Entries from a dataset:

-- START --

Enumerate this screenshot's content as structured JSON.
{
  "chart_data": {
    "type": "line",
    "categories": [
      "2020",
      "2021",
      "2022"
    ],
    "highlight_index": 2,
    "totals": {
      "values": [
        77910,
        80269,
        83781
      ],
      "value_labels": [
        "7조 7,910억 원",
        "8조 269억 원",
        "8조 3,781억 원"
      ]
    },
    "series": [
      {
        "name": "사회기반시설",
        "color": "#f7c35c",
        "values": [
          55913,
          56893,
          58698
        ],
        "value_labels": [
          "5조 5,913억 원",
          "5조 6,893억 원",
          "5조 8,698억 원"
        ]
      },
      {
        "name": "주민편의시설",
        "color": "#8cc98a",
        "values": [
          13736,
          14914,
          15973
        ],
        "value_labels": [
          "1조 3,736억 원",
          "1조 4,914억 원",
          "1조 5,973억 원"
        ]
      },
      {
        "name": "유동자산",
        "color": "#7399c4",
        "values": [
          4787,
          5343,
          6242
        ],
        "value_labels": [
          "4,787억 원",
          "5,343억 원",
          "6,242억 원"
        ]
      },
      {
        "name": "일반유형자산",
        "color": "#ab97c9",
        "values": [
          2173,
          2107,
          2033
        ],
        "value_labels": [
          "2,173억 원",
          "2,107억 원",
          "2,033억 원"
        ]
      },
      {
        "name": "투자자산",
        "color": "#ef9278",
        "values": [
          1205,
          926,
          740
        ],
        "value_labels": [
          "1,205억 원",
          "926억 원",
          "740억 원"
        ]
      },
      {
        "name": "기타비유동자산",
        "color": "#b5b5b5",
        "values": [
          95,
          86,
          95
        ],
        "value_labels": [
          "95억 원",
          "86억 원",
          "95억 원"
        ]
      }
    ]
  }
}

-- END --

# TO DO
Every line that holds the string "color" should be returned.

# THE OUTPUT
        "color": "#f7c35c",
        "color": "#8cc98a",
        "color": "#7399c4",
        "color": "#ab97c9",
        "color": "#ef9278",
        "color": "#b5b5b5",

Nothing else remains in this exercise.